Start of TASK INPUTS

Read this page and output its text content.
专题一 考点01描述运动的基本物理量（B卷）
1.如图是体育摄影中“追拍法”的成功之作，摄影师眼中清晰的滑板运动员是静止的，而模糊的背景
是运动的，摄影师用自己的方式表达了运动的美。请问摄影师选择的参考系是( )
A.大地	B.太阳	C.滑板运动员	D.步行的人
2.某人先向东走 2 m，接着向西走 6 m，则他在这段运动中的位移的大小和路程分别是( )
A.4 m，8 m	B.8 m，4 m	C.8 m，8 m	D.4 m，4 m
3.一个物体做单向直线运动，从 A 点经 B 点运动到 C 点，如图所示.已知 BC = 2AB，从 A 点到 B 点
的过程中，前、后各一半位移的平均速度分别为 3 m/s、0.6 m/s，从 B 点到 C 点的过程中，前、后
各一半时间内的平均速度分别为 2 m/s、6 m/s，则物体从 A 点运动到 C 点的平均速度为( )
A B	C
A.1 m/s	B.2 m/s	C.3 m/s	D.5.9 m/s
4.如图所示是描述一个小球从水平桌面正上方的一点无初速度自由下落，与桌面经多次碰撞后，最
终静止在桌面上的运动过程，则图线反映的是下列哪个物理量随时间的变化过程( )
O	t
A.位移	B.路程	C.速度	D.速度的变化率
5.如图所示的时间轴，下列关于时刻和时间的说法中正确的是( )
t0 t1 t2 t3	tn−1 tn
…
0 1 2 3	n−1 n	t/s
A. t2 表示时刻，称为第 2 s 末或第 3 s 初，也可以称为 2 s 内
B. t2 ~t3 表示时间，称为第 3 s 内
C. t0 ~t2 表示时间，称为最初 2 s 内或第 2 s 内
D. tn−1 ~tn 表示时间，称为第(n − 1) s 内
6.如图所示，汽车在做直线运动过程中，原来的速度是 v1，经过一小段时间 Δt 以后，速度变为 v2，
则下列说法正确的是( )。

End of TASK INPUTS

THE PROBLEM: Give the number of lines in the data that contain "点运动到", with no other words.

RESULT FOR THIS TASK: 2